* _Exercise goal_:
Omit the images, then output each of the records below exactly.

* _Input rows_:

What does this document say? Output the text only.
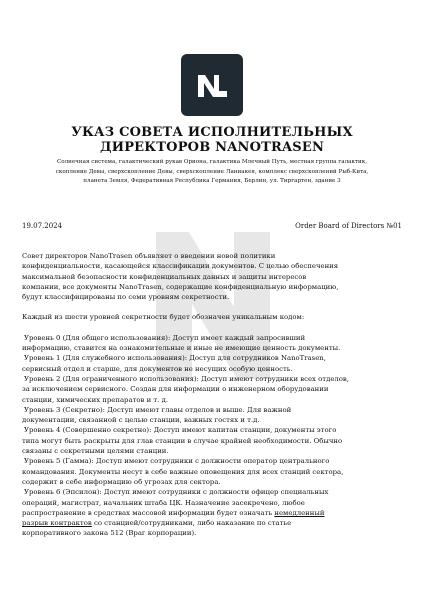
УКАЗ СОВЕТА ИСПОЛНИТЕЛЬНЫХ
ДИРЕКТОРОВ NANOTRASEN
Солнечная система, галактический рукав Ориона, галактика Млечный Путь, местная группа галактик,
скопление Девы, сверхскопление Девы, сверхскопление Ланиакея, комплекс сверхскоплений Рыб-Кита,
планета Земля, Федеративная Республика Германия, Берлин, ул. Тиргартен, здание 3
19.07.2024	Order Board of Directors №01

Совет директоров NanoTrasen объявляет о введении новой политики

конфиденциальности, касающейся классификации документов. С целью обеспечения

максимальной безопасности конфиденциальных данных и защиты интересов

компании, все документы NanoTrasen, содержащие конфиденциальную информацию,

будут классифицированы по семи уровням секретности.

Каждый из шести уровней секретности будет обозначен уникальным кодом:

Уровень 0 (Для общего использования): Доступ имеет каждый запросивший

информацию, ставится на ознакомительные и иные не имеющие ценность документы.

Уровень 1 (Для служебного использования): Доступ для сотрудников NanoTrasen,

сервисный отдел и старше, для документов не несущих особую ценность.

Уровень 2 (Для ограниченного использования): Доступ имеют сотрудники всех отделов,

за исключением сервисного. Создан для информации о инженерном оборудовании

станции, химических препаратов и т. д.

Уровень 3 (Секретно): Доступ имеют главы отделов и выше. Для важной

документации, связанной с целью станции, важных гостях и т.д.

Уровень 4 (Совершенно секретно): Доступ имеют капитан станции, документы этого

типа могут быть раскрыты для глав станции в случае крайней необходимости. Обычно

связаны с секретными целями станции.

Уровень 5 (Гамма): Доступ имеют сотрудники с должности оператор центрального

командования. Документы несут в себе важные оповещения для всех станций сектора,

содержит в себе информацию об угрозах для сектора.

Уровень 6 (Эпсилон): Доступ имеют сотрудники с должности офицер специальных

операций, магистрат, начальник штаба ЦК. Назначение засекречено, любое

распространение в средствах массовой информации будет означать немедленный

разрыв контрактов со станцией/сотрудниками, либо наказание по статье

корпоративного закона 512 (Враг корпорации).
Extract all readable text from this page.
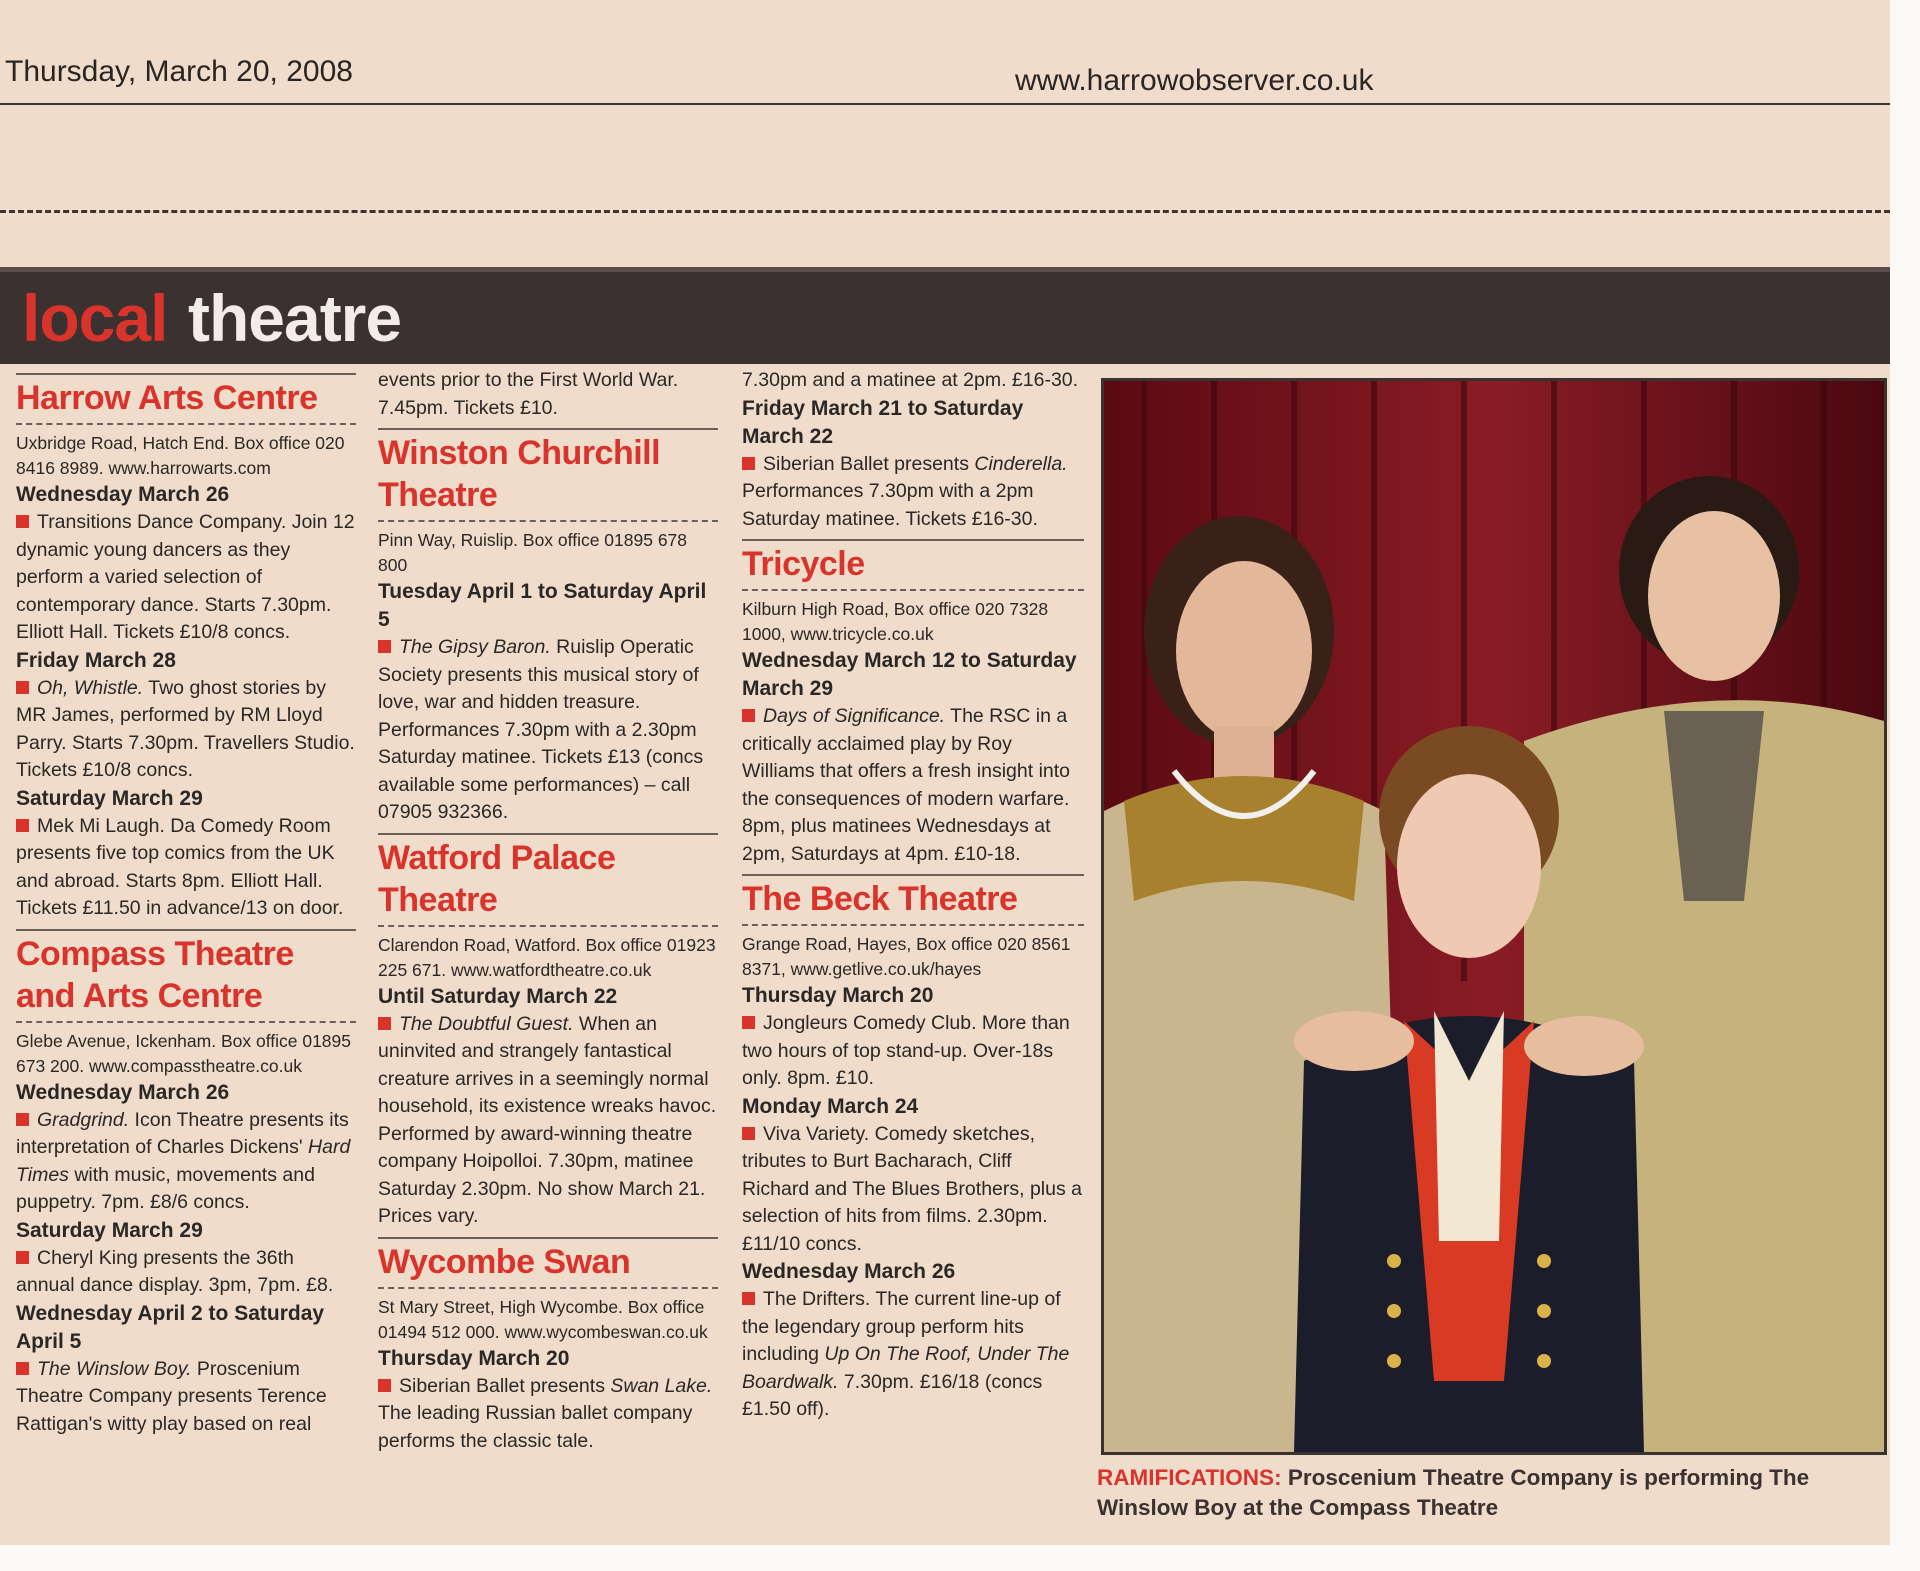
Thursday, March 20, 2008	www.harrowobserver.co.uk
local theatre
Harrow Arts Centre
Uxbridge Road, Hatch End. Box office 020 8416 8989. www.harrowarts.com
Wednesday March 26
Transitions Dance Company. Join 12 dynamic young dancers as they perform a varied selection of contemporary dance. Starts 7.30pm. Elliott Hall. Tickets £10/8 concs.
Friday March 28
Oh, Whistle. Two ghost stories by MR James, performed by RM Lloyd Parry. Starts 7.30pm. Travellers Studio. Tickets £10/8 concs.
Saturday March 29
Mek Mi Laugh. Da Comedy Room presents five top comics from the UK and abroad. Starts 8pm. Elliott Hall. Tickets £11.50 in advance/13 on door.
Compass Theatre and Arts Centre
Glebe Avenue, Ickenham. Box office 01895 673 200. www.compasstheatre.co.uk
Wednesday March 26
Gradgrind. Icon Theatre presents its interpretation of Charles Dickens' Hard Times with music, movements and puppetry. 7pm. £8/6 concs.
Saturday March 29
Cheryl King presents the 36th annual dance display. 3pm, 7pm. £8.
Wednesday April 2 to Saturday April 5
The Winslow Boy. Proscenium Theatre Company presents Terence Rattigan's witty play based on real
events prior to the First World War. 7.45pm. Tickets £10.
Winston Churchill Theatre
Pinn Way, Ruislip. Box office 01895 678 800
Tuesday April 1 to Saturday April 5
The Gipsy Baron. Ruislip Operatic Society presents this musical story of love, war and hidden treasure. Performances 7.30pm with a 2.30pm Saturday matinee. Tickets £13 (concs available some performances) – call 07905 932366.
Watford Palace Theatre
Clarendon Road, Watford. Box office 01923 225 671. www.watfordtheatre.co.uk
Until Saturday March 22
The Doubtful Guest. When an uninvited and strangely fantastical creature arrives in a seemingly normal household, its existence wreaks havoc. Performed by award-winning theatre company Hoipolloi. 7.30pm, matinee Saturday 2.30pm. No show March 21. Prices vary.
Wycombe Swan
St Mary Street, High Wycombe. Box office 01494 512 000. www.wycombeswan.co.uk
Thursday March 20
Siberian Ballet presents Swan Lake. The leading Russian ballet company performs the classic tale.
7.30pm and a matinee at 2pm. £16-30.
Friday March 21 to Saturday March 22
Siberian Ballet presents Cinderella. Performances 7.30pm with a 2pm Saturday matinee. Tickets £16-30.
Tricycle
Kilburn High Road, Box office 020 7328 1000, www.tricycle.co.uk
Wednesday March 12 to Saturday March 29
Days of Significance. The RSC in a critically acclaimed play by Roy Williams that offers a fresh insight into the consequences of modern warfare. 8pm, plus matinees Wednesdays at 2pm, Saturdays at 4pm. £10-18.
The Beck Theatre
Grange Road, Hayes, Box office 020 8561 8371, www.getlive.co.uk/hayes
Thursday March 20
Jongleurs Comedy Club. More than two hours of top stand-up. Over-18s only. 8pm. £10.
Monday March 24
Viva Variety. Comedy sketches, tributes to Burt Bacharach, Cliff Richard and The Blues Brothers, plus a selection of hits from films. 2.30pm. £11/10 concs.
Wednesday March 26
The Drifters. The current line-up of the legendary group perform hits including Up On The Roof, Under The Boardwalk. 7.30pm. £16/18 (concs £1.50 off).
RAMIFICATIONS: Proscenium Theatre Company is performing The Winslow Boy at the Compass Theatre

* _Solution below_:
What does this document say? Output the text only.
УКАЗ СОВЕТА ИСПОЛНИТЕЛЬНЫХ
ДИРЕКТОРОВ NANOTRASEN
Солнечная система, галактический рукав Ориона, галактика Млечный Путь, местная группа галактик,
скопление Девы, сверхскопление Девы, сверхскопление Ланиакея, комплекс сверхскоплений Рыб-Кита,
планета Земля, Федеративная Республика Германия, Берлин, ул. Тиргартен, здание 3
19.07.2024	Order Board of Directors №01

Совет директоров NanoTrasen объявляет о введении новой политики

конфиденциальности, касающейся классификации документов. С целью обеспечения

максимальной безопасности конфиденциальных данных и защиты интересов

компании, все документы NanoTrasen, содержащие конфиденциальную информацию,

будут классифицированы по семи уровням секретности.

Каждый из шести уровней секретности будет обозначен уникальным кодом:

Уровень 0 (Для общего использования): Доступ имеет каждый запросивший

информацию, ставится на ознакомительные и иные не имеющие ценность документы.

Уровень 1 (Для служебного использования): Доступ для сотрудников NanoTrasen,

сервисный отдел и старше, для документов не несущих особую ценность.

Уровень 2 (Для ограниченного использования): Доступ имеют сотрудники всех отделов,

за исключением сервисного. Создан для информации о инженерном оборудовании

станции, химических препаратов и т. д.

Уровень 3 (Секретно): Доступ имеют главы отделов и выше. Для важной

документации, связанной с целью станции, важных гостях и т.д.

Уровень 4 (Совершенно секретно): Доступ имеют капитан станции, документы этого

типа могут быть раскрыты для глав станции в случае крайней необходимости. Обычно

связаны с секретными целями станции.

Уровень 5 (Гамма): Доступ имеют сотрудники с должности оператор центрального

командования. Документы несут в себе важные оповещения для всех станций сектора,

содержит в себе информацию об угрозах для сектора.

Уровень 6 (Эпсилон): Доступ имеют сотрудники с должности офицер специальных

операций, магистрат, начальник штаба ЦК. Назначение засекречено, любое

распространение в средствах массовой информации будет означать немедленный

разрыв контрактов со станцией/сотрудниками, либо наказание по статье

корпоративного закона 512 (Враг корпорации).
Extract all readable text from this page.
Thursday, March 20, 2008	www.harrowobserver.co.uk
local theatre
Harrow Arts Centre
Uxbridge Road, Hatch End. Box office 020 8416 8989. www.harrowarts.com
Wednesday March 26
Transitions Dance Company. Join 12 dynamic young dancers as they perform a varied selection of contemporary dance. Starts 7.30pm. Elliott Hall. Tickets £10/8 concs.
Friday March 28
Oh, Whistle. Two ghost stories by MR James, performed by RM Lloyd Parry. Starts 7.30pm. Travellers Studio. Tickets £10/8 concs.
Saturday March 29
Mek Mi Laugh. Da Comedy Room presents five top comics from the UK and abroad. Starts 8pm. Elliott Hall. Tickets £11.50 in advance/13 on door.
Compass Theatre and Arts Centre
Glebe Avenue, Ickenham. Box office 01895 673 200. www.compasstheatre.co.uk
Wednesday March 26
Gradgrind. Icon Theatre presents its interpretation of Charles Dickens' Hard Times with music, movements and puppetry. 7pm. £8/6 concs.
Saturday March 29
Cheryl King presents the 36th annual dance display. 3pm, 7pm. £8.
Wednesday April 2 to Saturday April 5
The Winslow Boy. Proscenium Theatre Company presents Terence Rattigan's witty play based on real
events prior to the First World War. 7.45pm. Tickets £10.
Winston Churchill Theatre
Pinn Way, Ruislip. Box office 01895 678 800
Tuesday April 1 to Saturday April 5
The Gipsy Baron. Ruislip Operatic Society presents this musical story of love, war and hidden treasure. Performances 7.30pm with a 2.30pm Saturday matinee. Tickets £13 (concs available some performances) – call 07905 932366.
Watford Palace Theatre
Clarendon Road, Watford. Box office 01923 225 671. www.watfordtheatre.co.uk
Until Saturday March 22
The Doubtful Guest. When an uninvited and strangely fantastical creature arrives in a seemingly normal household, its existence wreaks havoc. Performed by award-winning theatre company Hoipolloi. 7.30pm, matinee Saturday 2.30pm. No show March 21. Prices vary.
Wycombe Swan
St Mary Street, High Wycombe. Box office 01494 512 000. www.wycombeswan.co.uk
Thursday March 20
Siberian Ballet presents Swan Lake. The leading Russian ballet company performs the classic tale.
7.30pm and a matinee at 2pm. £16-30.
Friday March 21 to Saturday March 22
Siberian Ballet presents Cinderella. Performances 7.30pm with a 2pm Saturday matinee. Tickets £16-30.
Tricycle
Kilburn High Road, Box office 020 7328 1000, www.tricycle.co.uk
Wednesday March 12 to Saturday March 29
Days of Significance. The RSC in a critically acclaimed play by Roy Williams that offers a fresh insight into the consequences of modern warfare. 8pm, plus matinees Wednesdays at 2pm, Saturdays at 4pm. £10-18.
The Beck Theatre
Grange Road, Hayes, Box office 020 8561 8371, www.getlive.co.uk/hayes
Thursday March 20
Jongleurs Comedy Club. More than two hours of top stand-up. Over-18s only. 8pm. £10.
Monday March 24
Viva Variety. Comedy sketches, tributes to Burt Bacharach, Cliff Richard and The Blues Brothers, plus a selection of hits from films. 2.30pm. £11/10 concs.
Wednesday March 26
The Drifters. The current line-up of the legendary group perform hits including Up On The Roof, Under The Boardwalk. 7.30pm. £16/18 (concs £1.50 off).
RAMIFICATIONS: Proscenium Theatre Company is performing The Winslow Boy at the Compass Theatre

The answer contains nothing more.